[Start of LISTED RECORDS]

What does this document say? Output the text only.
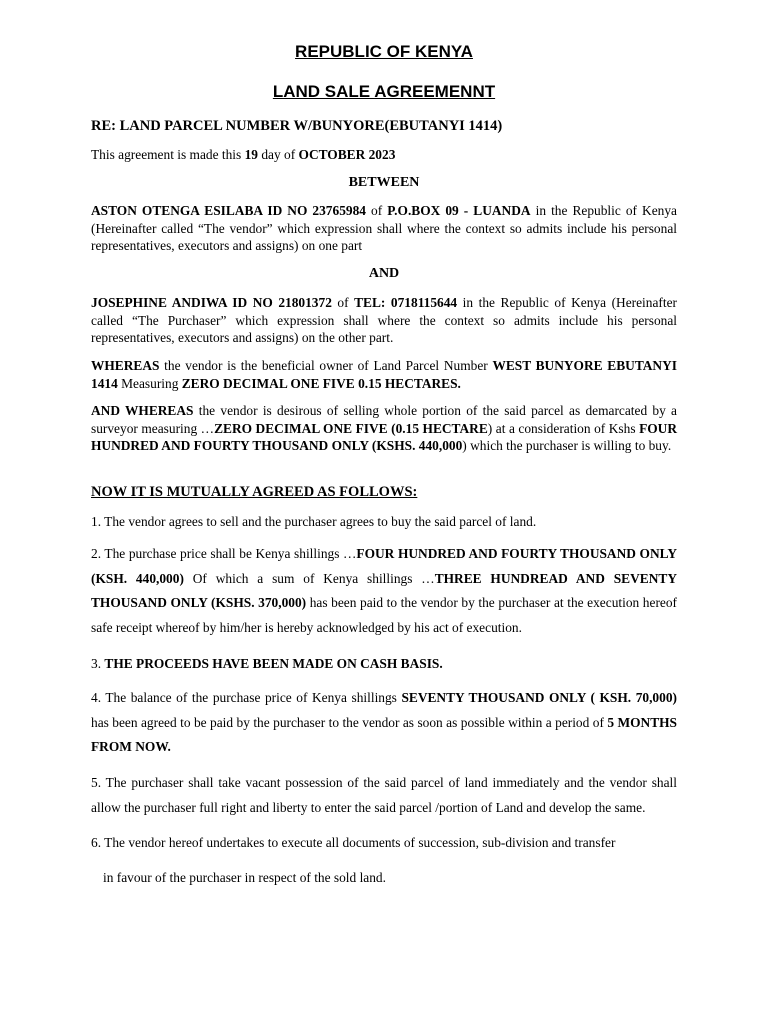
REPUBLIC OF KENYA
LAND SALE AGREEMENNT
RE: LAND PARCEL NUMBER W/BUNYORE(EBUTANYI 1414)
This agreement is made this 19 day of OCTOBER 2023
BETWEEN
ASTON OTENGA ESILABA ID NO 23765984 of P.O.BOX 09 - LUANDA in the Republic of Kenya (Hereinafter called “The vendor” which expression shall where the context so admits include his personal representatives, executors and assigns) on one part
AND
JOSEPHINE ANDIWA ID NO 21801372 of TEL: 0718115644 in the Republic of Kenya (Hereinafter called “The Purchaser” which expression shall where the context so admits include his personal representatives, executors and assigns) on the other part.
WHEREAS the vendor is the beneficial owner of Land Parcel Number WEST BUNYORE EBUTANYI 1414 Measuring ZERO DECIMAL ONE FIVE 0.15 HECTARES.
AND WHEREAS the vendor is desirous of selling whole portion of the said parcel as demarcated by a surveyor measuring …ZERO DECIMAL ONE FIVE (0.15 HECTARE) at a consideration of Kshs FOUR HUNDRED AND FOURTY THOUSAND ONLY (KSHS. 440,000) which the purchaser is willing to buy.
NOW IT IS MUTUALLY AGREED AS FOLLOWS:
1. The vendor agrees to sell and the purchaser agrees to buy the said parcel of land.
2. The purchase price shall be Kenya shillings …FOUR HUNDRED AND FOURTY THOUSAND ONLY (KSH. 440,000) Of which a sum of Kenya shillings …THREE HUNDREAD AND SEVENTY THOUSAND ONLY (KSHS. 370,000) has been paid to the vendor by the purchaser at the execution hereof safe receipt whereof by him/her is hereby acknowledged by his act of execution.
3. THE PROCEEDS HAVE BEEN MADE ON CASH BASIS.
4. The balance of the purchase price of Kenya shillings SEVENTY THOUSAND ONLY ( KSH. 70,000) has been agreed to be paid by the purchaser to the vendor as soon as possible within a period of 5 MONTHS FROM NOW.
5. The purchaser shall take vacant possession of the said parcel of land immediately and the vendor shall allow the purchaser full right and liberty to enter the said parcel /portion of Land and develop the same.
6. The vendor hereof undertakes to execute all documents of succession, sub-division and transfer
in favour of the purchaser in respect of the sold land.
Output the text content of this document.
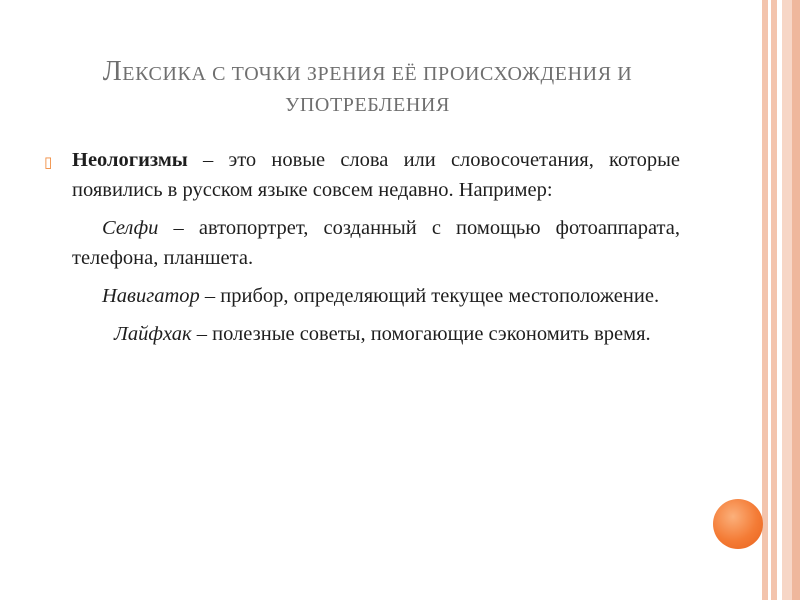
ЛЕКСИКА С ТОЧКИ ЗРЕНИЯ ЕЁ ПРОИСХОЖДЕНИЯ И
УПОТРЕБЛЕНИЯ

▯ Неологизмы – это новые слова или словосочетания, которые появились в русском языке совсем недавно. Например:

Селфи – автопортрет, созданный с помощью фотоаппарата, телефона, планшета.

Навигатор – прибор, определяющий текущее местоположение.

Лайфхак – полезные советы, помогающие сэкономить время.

[End of LISTED RECORDS]

__REQUIREMENT__
Beginning with the line that holds "Output the text content of this document." and ending with the last line of the material above, extract every line exactly, pictures excluded.

__CORRECT ANSWER__
Output the text content of this document.
ЛЕКСИКА С ТОЧКИ ЗРЕНИЯ ЕЁ ПРОИСХОЖДЕНИЯ И
УПОТРЕБЛЕНИЯ

▯ Неологизмы – это новые слова или словосочетания, которые появились в русском языке совсем недавно. Например:

Селфи – автопортрет, созданный с помощью фотоаппарата, телефона, планшета.

Навигатор – прибор, определяющий текущее местоположение.

Лайфхак – полезные советы, помогающие сэкономить время.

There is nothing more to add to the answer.